> [MATERIAL PROVIDED]:
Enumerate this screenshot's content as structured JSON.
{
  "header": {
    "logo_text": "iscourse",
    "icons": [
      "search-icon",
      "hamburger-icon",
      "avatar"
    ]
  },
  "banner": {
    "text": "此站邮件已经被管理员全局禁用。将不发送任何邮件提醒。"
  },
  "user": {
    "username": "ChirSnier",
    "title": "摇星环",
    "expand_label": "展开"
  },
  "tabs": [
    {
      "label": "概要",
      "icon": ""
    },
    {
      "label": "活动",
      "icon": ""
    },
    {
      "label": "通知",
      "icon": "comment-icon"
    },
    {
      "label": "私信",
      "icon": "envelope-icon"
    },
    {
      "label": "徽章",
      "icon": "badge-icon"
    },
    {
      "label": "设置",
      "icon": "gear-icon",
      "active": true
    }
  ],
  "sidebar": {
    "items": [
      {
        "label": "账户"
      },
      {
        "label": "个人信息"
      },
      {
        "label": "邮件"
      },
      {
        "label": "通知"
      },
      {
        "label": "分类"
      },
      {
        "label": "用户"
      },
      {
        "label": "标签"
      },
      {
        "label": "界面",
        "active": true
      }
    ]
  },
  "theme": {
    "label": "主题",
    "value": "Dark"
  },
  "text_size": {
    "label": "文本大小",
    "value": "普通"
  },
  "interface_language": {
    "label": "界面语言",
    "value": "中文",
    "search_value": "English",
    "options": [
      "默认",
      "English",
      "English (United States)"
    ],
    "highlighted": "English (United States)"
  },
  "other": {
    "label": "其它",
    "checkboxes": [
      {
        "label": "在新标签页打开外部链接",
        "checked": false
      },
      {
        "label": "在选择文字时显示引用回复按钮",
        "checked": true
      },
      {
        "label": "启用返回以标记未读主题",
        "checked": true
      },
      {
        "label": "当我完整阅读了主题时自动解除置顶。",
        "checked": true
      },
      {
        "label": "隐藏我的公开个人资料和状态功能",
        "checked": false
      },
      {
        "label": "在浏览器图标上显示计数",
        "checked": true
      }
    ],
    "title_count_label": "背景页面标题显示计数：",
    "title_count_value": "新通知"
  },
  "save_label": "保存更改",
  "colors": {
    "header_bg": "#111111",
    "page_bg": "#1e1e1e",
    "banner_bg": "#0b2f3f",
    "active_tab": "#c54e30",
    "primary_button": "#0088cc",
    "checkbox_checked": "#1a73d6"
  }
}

> [PROBLEM DETAILS]: Repeat every entry word for word.

> [FULL RESPONSE]:
Enumerate this screenshot's content as structured JSON.
{
  "header": {
    "logo_text": "iscourse",
    "icons": [
      "search-icon",
      "hamburger-icon",
      "avatar"
    ]
  },
  "banner": {
    "text": "此站邮件已经被管理员全局禁用。将不发送任何邮件提醒。"
  },
  "user": {
    "username": "ChirSnier",
    "title": "摇星环",
    "expand_label": "展开"
  },
  "tabs": [
    {
      "label": "概要",
      "icon": ""
    },
    {
      "label": "活动",
      "icon": ""
    },
    {
      "label": "通知",
      "icon": "comment-icon"
    },
    {
      "label": "私信",
      "icon": "envelope-icon"
    },
    {
      "label": "徽章",
      "icon": "badge-icon"
    },
    {
      "label": "设置",
      "icon": "gear-icon",
      "active": true
    }
  ],
  "sidebar": {
    "items": [
      {
        "label": "账户"
      },
      {
        "label": "个人信息"
      },
      {
        "label": "邮件"
      },
      {
        "label": "通知"
      },
      {
        "label": "分类"
      },
      {
        "label": "用户"
      },
      {
        "label": "标签"
      },
      {
        "label": "界面",
        "active": true
      }
    ]
  },
  "theme": {
    "label": "主题",
    "value": "Dark"
  },
  "text_size": {
    "label": "文本大小",
    "value": "普通"
  },
  "interface_language": {
    "label": "界面语言",
    "value": "中文",
    "search_value": "English",
    "options": [
      "默认",
      "English",
      "English (United States)"
    ],
    "highlighted": "English (United States)"
  },
  "other": {
    "label": "其它",
    "checkboxes": [
      {
        "label": "在新标签页打开外部链接",
        "checked": false
      },
      {
        "label": "在选择文字时显示引用回复按钮",
        "checked": true
      },
      {
        "label": "启用返回以标记未读主题",
        "checked": true
      },
      {
        "label": "当我完整阅读了主题时自动解除置顶。",
        "checked": true
      },
      {
        "label": "隐藏我的公开个人资料和状态功能",
        "checked": false
      },
      {
        "label": "在浏览器图标上显示计数",
        "checked": true
      }
    ],
    "title_count_label": "背景页面标题显示计数：",
    "title_count_value": "新通知"
  },
  "save_label": "保存更改",
  "colors": {
    "header_bg": "#111111",
    "page_bg": "#1e1e1e",
    "banner_bg": "#0b2f3f",
    "active_tab": "#c54e30",
    "primary_button": "#0088cc",
    "checkbox_checked": "#1a73d6"
  }
}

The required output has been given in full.